#### [REQUIREMENT]
Return the listing below unchanged, minus its pictures.
══════════════════════════════
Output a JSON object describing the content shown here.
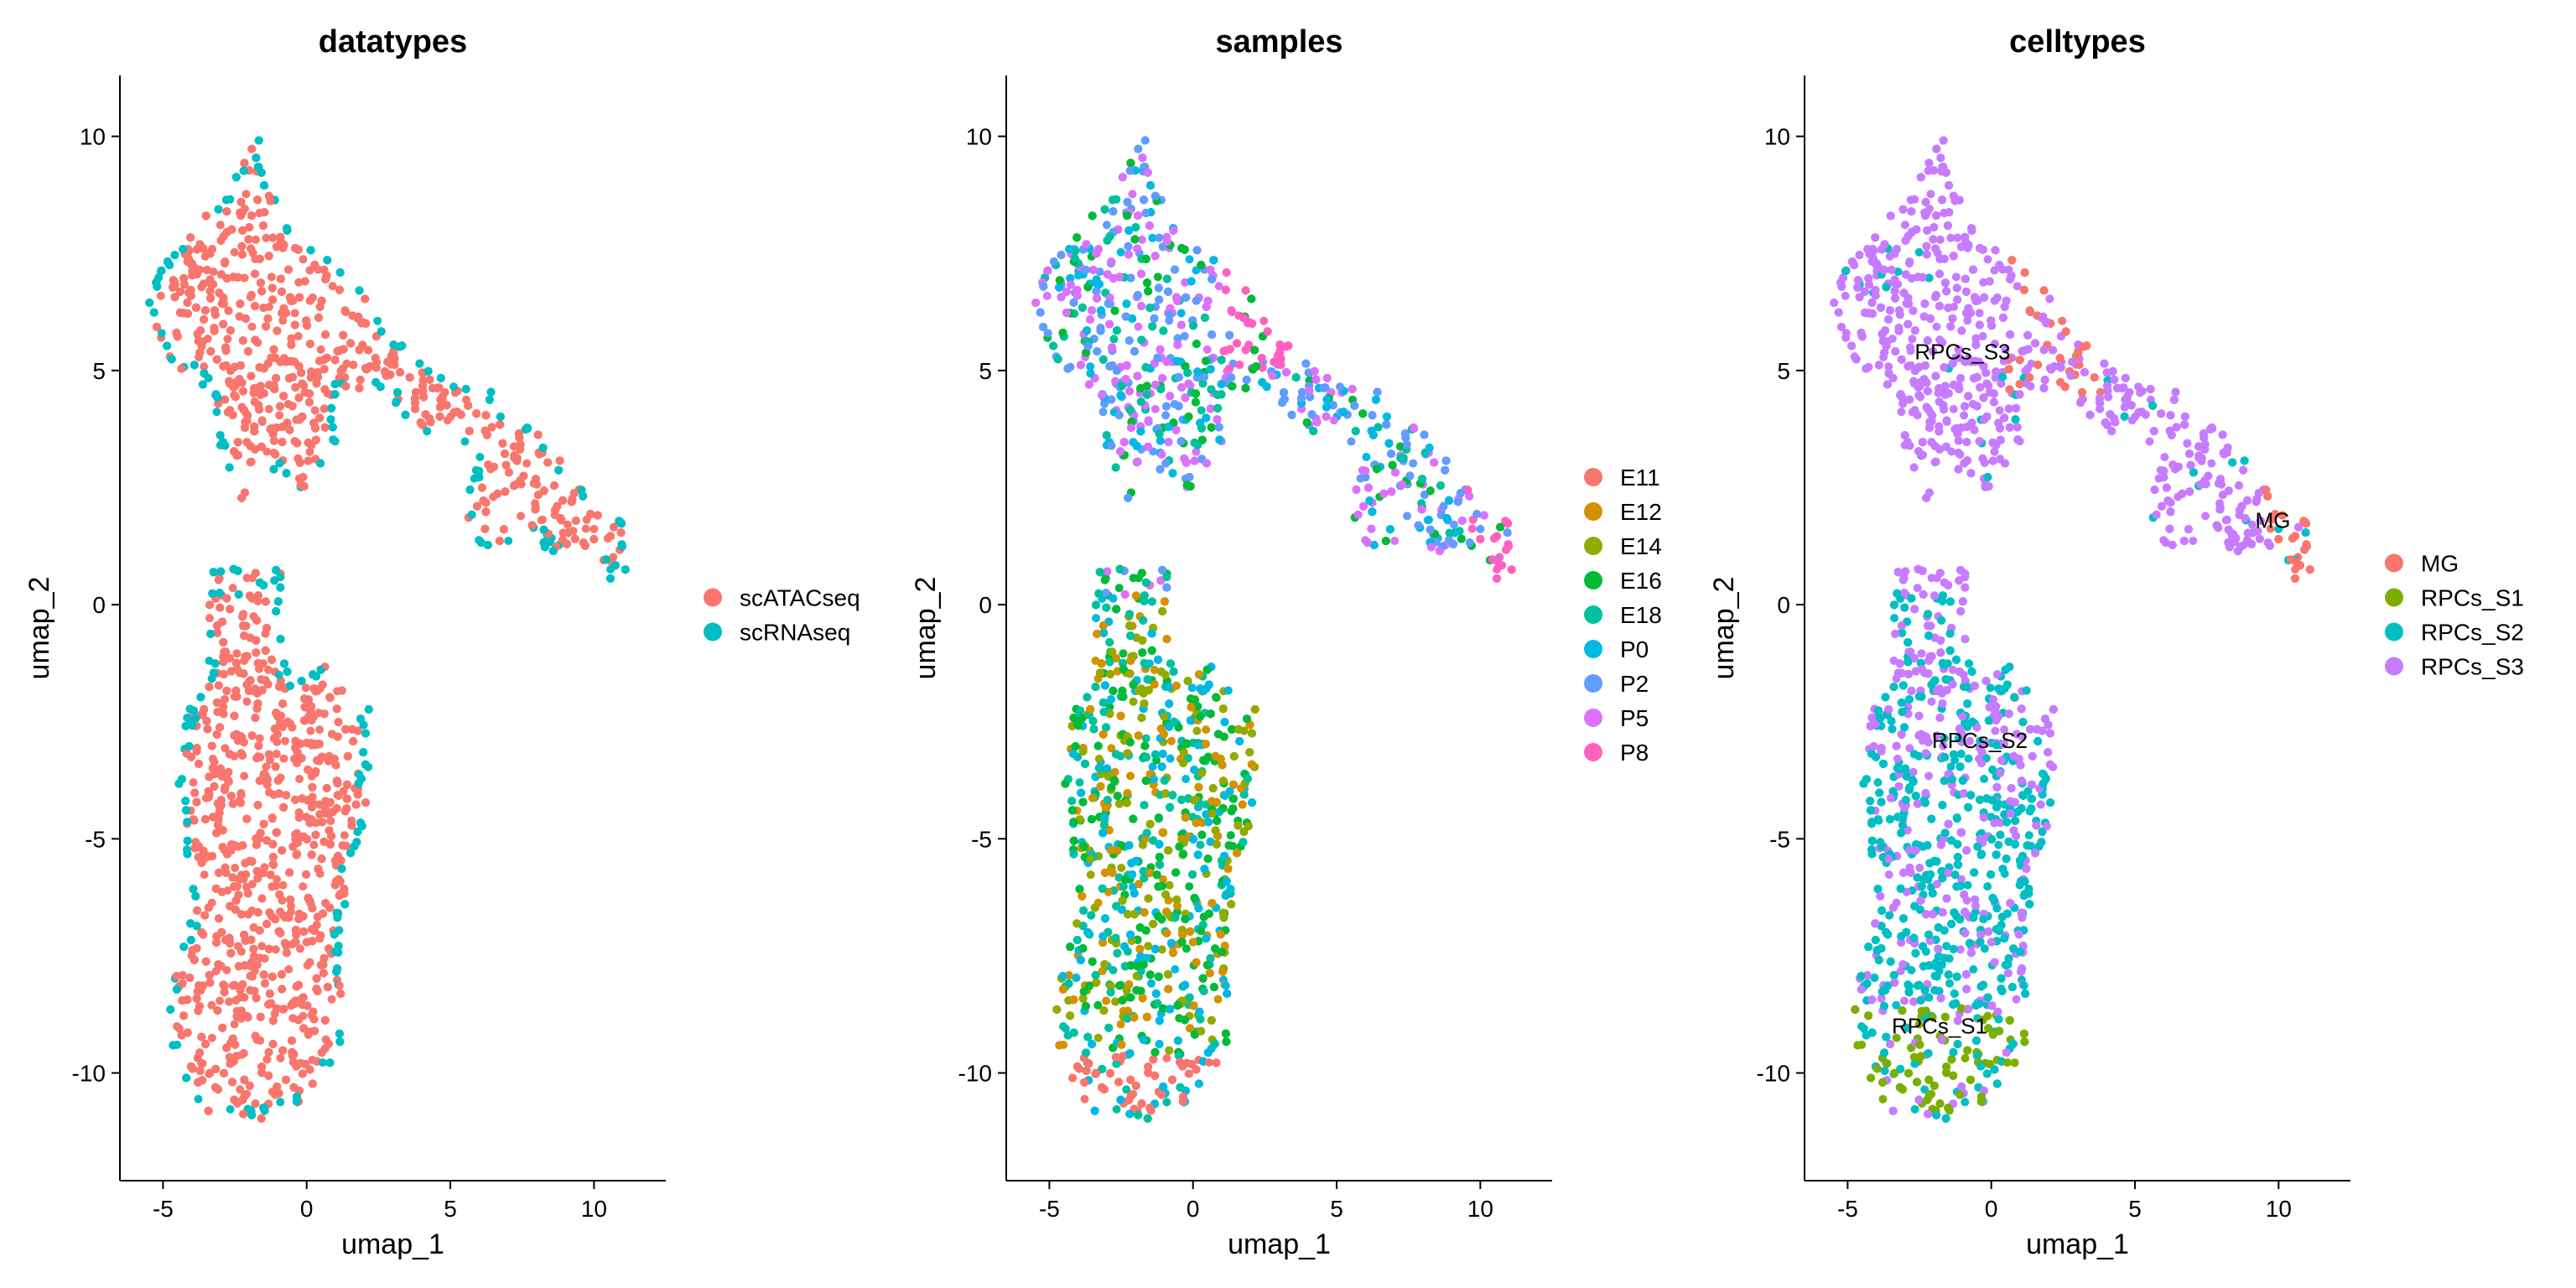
{
  "chart_data": [
    {
      "type": "scatter",
      "title": "datatypes",
      "xlabel": "umap_1",
      "ylabel": "umap_2",
      "xlim": [
        -6.5,
        12.5
      ],
      "ylim": [
        -12.3,
        11.3
      ],
      "xticks": [
        -5,
        0,
        5,
        10
      ],
      "yticks": [
        10,
        5,
        0,
        -5,
        -10
      ],
      "legend_position": "right",
      "series": [
        {
          "name": "scATACseq",
          "color": "#F8766D",
          "role": "inner"
        },
        {
          "name": "scRNAseq",
          "color": "#00BFC4",
          "role": "edge"
        }
      ],
      "cluster_labels": []
    },
    {
      "type": "scatter",
      "title": "samples",
      "xlabel": "umap_1",
      "ylabel": "umap_2",
      "xlim": [
        -6.5,
        12.5
      ],
      "ylim": [
        -12.3,
        11.3
      ],
      "xticks": [
        -5,
        0,
        5,
        10
      ],
      "yticks": [
        10,
        5,
        0,
        -5,
        -10
      ],
      "legend_position": "right",
      "series": [
        {
          "name": "E11",
          "color": "#F8766D",
          "role": "bottom-tip"
        },
        {
          "name": "E12",
          "color": "#D39200",
          "role": "lower"
        },
        {
          "name": "E14",
          "color": "#93AA00",
          "role": "lower"
        },
        {
          "name": "E16",
          "color": "#00BA38",
          "role": "lower"
        },
        {
          "name": "E18",
          "color": "#00C19F",
          "role": "mixed"
        },
        {
          "name": "P0",
          "color": "#00B9E3",
          "role": "mixed"
        },
        {
          "name": "P2",
          "color": "#619CFF",
          "role": "upper"
        },
        {
          "name": "P5",
          "color": "#DB72FB",
          "role": "upper"
        },
        {
          "name": "P8",
          "color": "#FF61C3",
          "role": "upper-right"
        }
      ],
      "cluster_labels": []
    },
    {
      "type": "scatter",
      "title": "celltypes",
      "xlabel": "umap_1",
      "ylabel": "umap_2",
      "xlim": [
        -6.5,
        12.5
      ],
      "ylim": [
        -12.3,
        11.3
      ],
      "xticks": [
        -5,
        0,
        5,
        10
      ],
      "yticks": [
        10,
        5,
        0,
        -5,
        -10
      ],
      "legend_position": "right",
      "series": [
        {
          "name": "MG",
          "color": "#F8766D",
          "role": "mg"
        },
        {
          "name": "RPCs_S1",
          "color": "#7CAE00",
          "role": "s1"
        },
        {
          "name": "RPCs_S2",
          "color": "#00BFC4",
          "role": "s2"
        },
        {
          "name": "RPCs_S3",
          "color": "#C77CFF",
          "role": "s3"
        }
      ],
      "cluster_labels": [
        {
          "text": "RPCs_S3",
          "x": -1.0,
          "y": 5.4
        },
        {
          "text": "MG",
          "x": 9.8,
          "y": 1.8
        },
        {
          "text": "RPCs_S2",
          "x": -0.4,
          "y": -2.9
        },
        {
          "text": "RPCs_S1",
          "x": -1.8,
          "y": -9.0
        }
      ]
    }
  ]
}
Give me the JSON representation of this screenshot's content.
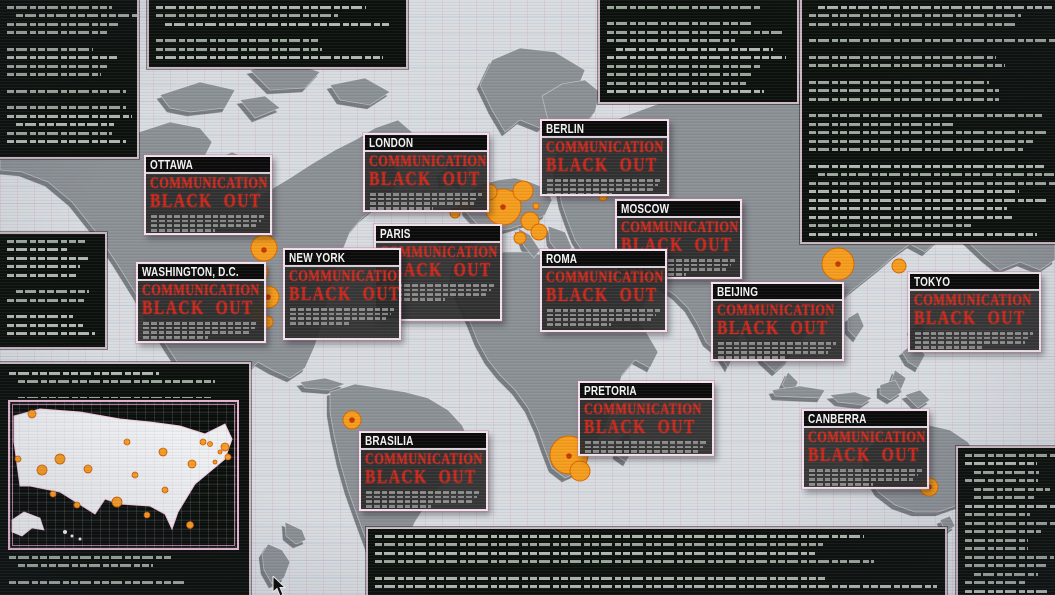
{
  "alerts": {
    "message_line1": "COMMUNICATION",
    "message_line2": "BLACK OUT",
    "cities": [
      "OTTAWA",
      "WASHINGTON, D.C.",
      "NEW YORK",
      "LONDON",
      "PARIS",
      "BERLIN",
      "MOSCOW",
      "ROMA",
      "BEIJING",
      "TOKYO",
      "PRETORIA",
      "BRASILIA",
      "CANBERRA"
    ]
  },
  "colors": {
    "alert_red": "#d2291e",
    "epicenter_orange": "#f59c1c",
    "panel_border_pink": "#eed6e4",
    "map_land_gray": "#8b9095",
    "map_background": "#d8dce0"
  },
  "icons": {
    "cursor": "mouse-pointer-icon"
  }
}
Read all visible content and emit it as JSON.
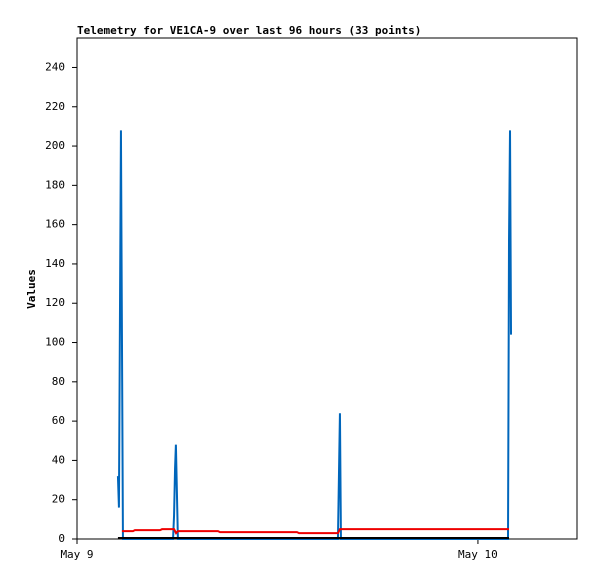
{
  "chart_data": {
    "type": "line",
    "title": "Telemetry for VE1CA-9 over last 96 hours (33 points)",
    "ylabel": "Values",
    "xlim": [
      0,
      29.93
    ],
    "xticks": [
      {
        "value": 0,
        "label": "May 9"
      },
      {
        "value": 24,
        "label": "May 10"
      }
    ],
    "ylim": [
      0,
      255
    ],
    "yticks": [
      0,
      20,
      40,
      60,
      80,
      100,
      120,
      140,
      160,
      180,
      200,
      220,
      240
    ],
    "series": [
      {
        "color": "#0066bb",
        "x": [
          2.45,
          2.51,
          2.63,
          2.69,
          2.75,
          5.75,
          5.81,
          5.87,
          5.92,
          5.98,
          6.04,
          15.62,
          15.68,
          15.74,
          15.8,
          25.8,
          25.86,
          25.92,
          25.98
        ],
        "values": [
          32,
          16,
          208,
          104,
          0,
          0,
          12,
          36,
          48,
          24,
          0,
          0,
          32,
          64,
          0,
          0,
          152,
          208,
          104
        ]
      },
      {
        "color": "#ee0000",
        "x": [
          2.69,
          3.35,
          3.47,
          4.97,
          5.09,
          5.81,
          5.93,
          6.04,
          8.44,
          8.56,
          13.17,
          13.29,
          15.62,
          15.74,
          25.86
        ],
        "values": [
          4,
          4,
          4.5,
          4.5,
          5,
          5,
          3,
          4,
          4,
          3.5,
          3.5,
          3,
          3,
          5,
          5
        ]
      },
      {
        "color": "#000000",
        "x": [
          2.45,
          25.86
        ],
        "values": [
          0.5,
          0.5
        ]
      }
    ]
  }
}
══════════════════════════════
#### [THE SOLUTION]
Output a JSON object describing the content shown here.
{
  "chart_data": [
    {
      "type": "scatter",
      "title": "datatypes",
      "xlabel": "umap_1",
      "ylabel": "umap_2",
      "xlim": [
        -6.5,
        12.5
      ],
      "ylim": [
        -12.3,
        11.3
      ],
      "xticks": [
        -5,
        0,
        5,
        10
      ],
      "yticks": [
        10,
        5,
        0,
        -5,
        -10
      ],
      "legend_position": "right",
      "series": [
        {
          "name": "scATACseq",
          "color": "#F8766D",
          "role": "inner"
        },
        {
          "name": "scRNAseq",
          "color": "#00BFC4",
          "role": "edge"
        }
      ],
      "cluster_labels": []
    },
    {
      "type": "scatter",
      "title": "samples",
      "xlabel": "umap_1",
      "ylabel": "umap_2",
      "xlim": [
        -6.5,
        12.5
      ],
      "ylim": [
        -12.3,
        11.3
      ],
      "xticks": [
        -5,
        0,
        5,
        10
      ],
      "yticks": [
        10,
        5,
        0,
        -5,
        -10
      ],
      "legend_position": "right",
      "series": [
        {
          "name": "E11",
          "color": "#F8766D",
          "role": "bottom-tip"
        },
        {
          "name": "E12",
          "color": "#D39200",
          "role": "lower"
        },
        {
          "name": "E14",
          "color": "#93AA00",
          "role": "lower"
        },
        {
          "name": "E16",
          "color": "#00BA38",
          "role": "lower"
        },
        {
          "name": "E18",
          "color": "#00C19F",
          "role": "mixed"
        },
        {
          "name": "P0",
          "color": "#00B9E3",
          "role": "mixed"
        },
        {
          "name": "P2",
          "color": "#619CFF",
          "role": "upper"
        },
        {
          "name": "P5",
          "color": "#DB72FB",
          "role": "upper"
        },
        {
          "name": "P8",
          "color": "#FF61C3",
          "role": "upper-right"
        }
      ],
      "cluster_labels": []
    },
    {
      "type": "scatter",
      "title": "celltypes",
      "xlabel": "umap_1",
      "ylabel": "umap_2",
      "xlim": [
        -6.5,
        12.5
      ],
      "ylim": [
        -12.3,
        11.3
      ],
      "xticks": [
        -5,
        0,
        5,
        10
      ],
      "yticks": [
        10,
        5,
        0,
        -5,
        -10
      ],
      "legend_position": "right",
      "series": [
        {
          "name": "MG",
          "color": "#F8766D",
          "role": "mg"
        },
        {
          "name": "RPCs_S1",
          "color": "#7CAE00",
          "role": "s1"
        },
        {
          "name": "RPCs_S2",
          "color": "#00BFC4",
          "role": "s2"
        },
        {
          "name": "RPCs_S3",
          "color": "#C77CFF",
          "role": "s3"
        }
      ],
      "cluster_labels": [
        {
          "text": "RPCs_S3",
          "x": -1.0,
          "y": 5.4
        },
        {
          "text": "MG",
          "x": 9.8,
          "y": 1.8
        },
        {
          "text": "RPCs_S2",
          "x": -0.4,
          "y": -2.9
        },
        {
          "text": "RPCs_S1",
          "x": -1.8,
          "y": -9.0
        }
      ]
    }
  ]
}
Give me the JSON representation of this screenshot's content.
{
  "alerts": {
    "message_line1": "COMMUNICATION",
    "message_line2": "BLACK OUT",
    "cities": [
      "OTTAWA",
      "WASHINGTON, D.C.",
      "NEW YORK",
      "LONDON",
      "PARIS",
      "BERLIN",
      "MOSCOW",
      "ROMA",
      "BEIJING",
      "TOKYO",
      "PRETORIA",
      "BRASILIA",
      "CANBERRA"
    ]
  },
  "colors": {
    "alert_red": "#d2291e",
    "epicenter_orange": "#f59c1c",
    "panel_border_pink": "#eed6e4",
    "map_land_gray": "#8b9095",
    "map_background": "#d8dce0"
  },
  "icons": {
    "cursor": "mouse-pointer-icon"
  }
}
Read all visible content and emit it as JSON.
{
  "chart_data": {
    "type": "line",
    "title": "Telemetry for VE1CA-9 over last 96 hours (33 points)",
    "ylabel": "Values",
    "xlim": [
      0,
      29.93
    ],
    "xticks": [
      {
        "value": 0,
        "label": "May 9"
      },
      {
        "value": 24,
        "label": "May 10"
      }
    ],
    "ylim": [
      0,
      255
    ],
    "yticks": [
      0,
      20,
      40,
      60,
      80,
      100,
      120,
      140,
      160,
      180,
      200,
      220,
      240
    ],
    "series": [
      {
        "color": "#0066bb",
        "x": [
          2.45,
          2.51,
          2.63,
          2.69,
          2.75,
          5.75,
          5.81,
          5.87,
          5.92,
          5.98,
          6.04,
          15.62,
          15.68,
          15.74,
          15.8,
          25.8,
          25.86,
          25.92,
          25.98
        ],
        "values": [
          32,
          16,
          208,
          104,
          0,
          0,
          12,
          36,
          48,
          24,
          0,
          0,
          32,
          64,
          0,
          0,
          152,
          208,
          104
        ]
      },
      {
        "color": "#ee0000",
        "x": [
          2.69,
          3.35,
          3.47,
          4.97,
          5.09,
          5.81,
          5.93,
          6.04,
          8.44,
          8.56,
          13.17,
          13.29,
          15.62,
          15.74,
          25.86
        ],
        "values": [
          4,
          4,
          4.5,
          4.5,
          5,
          5,
          3,
          4,
          4,
          3.5,
          3.5,
          3,
          3,
          5,
          5
        ]
      },
      {
        "color": "#000000",
        "x": [
          2.45,
          25.86
        ],
        "values": [
          0.5,
          0.5
        ]
      }
    ]
  }
}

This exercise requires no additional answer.